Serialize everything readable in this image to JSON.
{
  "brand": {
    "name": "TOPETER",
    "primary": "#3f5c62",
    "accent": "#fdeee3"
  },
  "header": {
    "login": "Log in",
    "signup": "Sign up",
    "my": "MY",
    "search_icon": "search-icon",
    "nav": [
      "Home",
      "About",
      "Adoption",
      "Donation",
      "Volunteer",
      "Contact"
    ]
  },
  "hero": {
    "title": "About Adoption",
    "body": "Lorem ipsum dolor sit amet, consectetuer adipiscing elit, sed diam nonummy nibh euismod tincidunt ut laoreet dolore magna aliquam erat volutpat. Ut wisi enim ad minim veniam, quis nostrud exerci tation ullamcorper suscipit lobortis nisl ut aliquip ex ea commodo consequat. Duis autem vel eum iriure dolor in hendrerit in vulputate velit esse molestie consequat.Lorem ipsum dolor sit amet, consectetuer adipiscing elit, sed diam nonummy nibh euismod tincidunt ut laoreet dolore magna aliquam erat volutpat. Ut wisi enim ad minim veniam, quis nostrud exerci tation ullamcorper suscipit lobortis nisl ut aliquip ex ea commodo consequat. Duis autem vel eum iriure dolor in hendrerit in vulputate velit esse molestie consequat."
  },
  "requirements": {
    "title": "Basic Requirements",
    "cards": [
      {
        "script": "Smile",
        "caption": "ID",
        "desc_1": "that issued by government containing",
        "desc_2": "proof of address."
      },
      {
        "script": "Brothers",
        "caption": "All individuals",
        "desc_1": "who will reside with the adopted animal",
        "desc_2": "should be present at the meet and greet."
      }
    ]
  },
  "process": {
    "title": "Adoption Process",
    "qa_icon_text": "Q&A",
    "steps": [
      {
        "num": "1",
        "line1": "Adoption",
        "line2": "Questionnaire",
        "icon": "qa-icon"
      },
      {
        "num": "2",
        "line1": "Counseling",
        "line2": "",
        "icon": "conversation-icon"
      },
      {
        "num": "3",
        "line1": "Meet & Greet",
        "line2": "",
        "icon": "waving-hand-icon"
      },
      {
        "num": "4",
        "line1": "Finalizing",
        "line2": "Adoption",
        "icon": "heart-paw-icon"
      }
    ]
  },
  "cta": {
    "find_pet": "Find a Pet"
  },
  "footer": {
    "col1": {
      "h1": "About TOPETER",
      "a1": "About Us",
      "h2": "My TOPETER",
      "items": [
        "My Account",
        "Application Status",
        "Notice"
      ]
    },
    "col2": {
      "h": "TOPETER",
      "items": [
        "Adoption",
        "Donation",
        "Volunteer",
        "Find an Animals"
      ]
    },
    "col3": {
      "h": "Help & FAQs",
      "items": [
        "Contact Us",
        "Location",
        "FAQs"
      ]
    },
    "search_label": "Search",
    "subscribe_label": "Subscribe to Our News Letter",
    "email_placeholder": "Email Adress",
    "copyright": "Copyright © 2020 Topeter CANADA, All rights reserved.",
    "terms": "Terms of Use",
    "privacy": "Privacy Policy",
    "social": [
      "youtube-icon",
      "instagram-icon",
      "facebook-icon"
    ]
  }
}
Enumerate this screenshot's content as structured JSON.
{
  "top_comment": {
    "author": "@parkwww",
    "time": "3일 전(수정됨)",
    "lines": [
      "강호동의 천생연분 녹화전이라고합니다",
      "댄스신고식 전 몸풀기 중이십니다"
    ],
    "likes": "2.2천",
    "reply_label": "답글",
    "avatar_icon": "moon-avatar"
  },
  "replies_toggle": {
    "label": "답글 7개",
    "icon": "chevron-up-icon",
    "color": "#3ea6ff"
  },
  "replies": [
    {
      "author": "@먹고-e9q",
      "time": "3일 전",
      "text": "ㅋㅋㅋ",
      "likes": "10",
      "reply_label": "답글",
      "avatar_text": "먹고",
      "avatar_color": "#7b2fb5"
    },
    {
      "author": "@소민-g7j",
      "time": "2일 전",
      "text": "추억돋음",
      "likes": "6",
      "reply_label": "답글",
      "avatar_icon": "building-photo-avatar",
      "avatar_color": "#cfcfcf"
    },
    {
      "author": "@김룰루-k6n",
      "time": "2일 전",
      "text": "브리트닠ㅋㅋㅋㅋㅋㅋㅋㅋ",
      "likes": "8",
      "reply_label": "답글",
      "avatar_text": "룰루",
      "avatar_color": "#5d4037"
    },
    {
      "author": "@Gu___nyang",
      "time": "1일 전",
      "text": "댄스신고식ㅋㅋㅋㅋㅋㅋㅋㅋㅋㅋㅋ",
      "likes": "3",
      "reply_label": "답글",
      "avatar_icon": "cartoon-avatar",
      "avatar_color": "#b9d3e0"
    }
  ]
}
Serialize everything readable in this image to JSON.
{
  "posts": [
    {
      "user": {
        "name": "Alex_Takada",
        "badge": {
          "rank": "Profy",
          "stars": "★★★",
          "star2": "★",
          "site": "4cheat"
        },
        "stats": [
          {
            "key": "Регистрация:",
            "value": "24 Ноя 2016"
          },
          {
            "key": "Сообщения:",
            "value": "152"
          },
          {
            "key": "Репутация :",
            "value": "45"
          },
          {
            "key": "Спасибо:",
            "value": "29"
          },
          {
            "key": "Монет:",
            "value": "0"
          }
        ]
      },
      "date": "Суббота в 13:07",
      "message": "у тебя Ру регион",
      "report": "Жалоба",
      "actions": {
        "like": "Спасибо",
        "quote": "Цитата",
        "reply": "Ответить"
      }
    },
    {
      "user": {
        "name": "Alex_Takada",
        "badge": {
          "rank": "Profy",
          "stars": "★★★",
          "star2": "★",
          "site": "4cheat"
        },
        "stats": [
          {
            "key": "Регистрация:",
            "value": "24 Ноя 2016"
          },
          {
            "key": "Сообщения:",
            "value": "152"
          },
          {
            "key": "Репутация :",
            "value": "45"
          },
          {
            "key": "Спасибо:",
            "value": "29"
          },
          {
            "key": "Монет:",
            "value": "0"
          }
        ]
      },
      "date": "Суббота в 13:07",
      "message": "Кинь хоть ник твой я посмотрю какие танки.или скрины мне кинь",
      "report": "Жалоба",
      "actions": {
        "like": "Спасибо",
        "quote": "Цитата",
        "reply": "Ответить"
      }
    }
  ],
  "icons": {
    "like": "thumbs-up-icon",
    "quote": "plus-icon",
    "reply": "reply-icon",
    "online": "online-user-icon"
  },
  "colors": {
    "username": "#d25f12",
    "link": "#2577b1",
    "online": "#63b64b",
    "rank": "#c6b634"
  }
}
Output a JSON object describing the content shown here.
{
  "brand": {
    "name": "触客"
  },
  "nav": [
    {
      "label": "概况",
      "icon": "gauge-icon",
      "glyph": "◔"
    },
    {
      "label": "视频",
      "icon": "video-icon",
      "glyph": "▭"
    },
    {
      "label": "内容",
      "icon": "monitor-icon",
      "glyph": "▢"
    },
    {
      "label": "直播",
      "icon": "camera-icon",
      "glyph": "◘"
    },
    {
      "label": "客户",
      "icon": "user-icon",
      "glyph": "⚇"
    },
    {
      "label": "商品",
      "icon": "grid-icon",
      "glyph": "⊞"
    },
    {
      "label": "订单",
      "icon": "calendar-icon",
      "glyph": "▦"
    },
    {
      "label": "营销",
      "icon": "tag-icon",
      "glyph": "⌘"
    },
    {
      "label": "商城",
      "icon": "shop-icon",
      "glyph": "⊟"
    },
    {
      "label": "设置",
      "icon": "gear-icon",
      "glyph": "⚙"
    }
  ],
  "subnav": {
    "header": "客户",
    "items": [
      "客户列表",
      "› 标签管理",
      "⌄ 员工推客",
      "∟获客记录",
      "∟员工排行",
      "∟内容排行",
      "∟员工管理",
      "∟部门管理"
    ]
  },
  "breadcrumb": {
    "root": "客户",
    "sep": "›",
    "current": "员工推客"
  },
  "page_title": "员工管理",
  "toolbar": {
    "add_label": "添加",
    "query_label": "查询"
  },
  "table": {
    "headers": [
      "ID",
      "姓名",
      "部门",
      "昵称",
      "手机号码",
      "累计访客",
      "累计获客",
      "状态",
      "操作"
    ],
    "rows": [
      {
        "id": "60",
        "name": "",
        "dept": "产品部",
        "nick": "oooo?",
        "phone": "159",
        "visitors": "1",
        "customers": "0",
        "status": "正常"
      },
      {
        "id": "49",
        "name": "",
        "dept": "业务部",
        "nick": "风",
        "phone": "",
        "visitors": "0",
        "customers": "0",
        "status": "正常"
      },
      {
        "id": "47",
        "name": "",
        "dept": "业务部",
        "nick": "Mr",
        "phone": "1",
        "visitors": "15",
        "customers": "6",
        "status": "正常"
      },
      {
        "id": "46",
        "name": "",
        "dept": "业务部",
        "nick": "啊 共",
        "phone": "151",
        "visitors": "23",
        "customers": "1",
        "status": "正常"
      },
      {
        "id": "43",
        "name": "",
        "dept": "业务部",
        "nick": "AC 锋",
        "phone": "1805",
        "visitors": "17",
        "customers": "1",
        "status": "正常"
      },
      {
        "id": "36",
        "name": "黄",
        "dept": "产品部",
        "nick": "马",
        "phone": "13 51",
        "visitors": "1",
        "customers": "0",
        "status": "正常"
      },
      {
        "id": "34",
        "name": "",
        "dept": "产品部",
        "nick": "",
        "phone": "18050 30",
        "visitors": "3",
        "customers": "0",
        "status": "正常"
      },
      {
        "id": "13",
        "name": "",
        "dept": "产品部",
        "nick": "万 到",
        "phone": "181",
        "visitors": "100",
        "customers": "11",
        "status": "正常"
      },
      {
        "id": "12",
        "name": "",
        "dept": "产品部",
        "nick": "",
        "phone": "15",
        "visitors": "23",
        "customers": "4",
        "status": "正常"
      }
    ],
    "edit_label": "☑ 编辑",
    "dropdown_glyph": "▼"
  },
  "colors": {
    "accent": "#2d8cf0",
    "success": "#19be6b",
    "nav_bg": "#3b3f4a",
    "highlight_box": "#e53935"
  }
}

Stated goal:
Determine how many of the lines above hold the word "visitors", and output that number by itself.

Final result:
9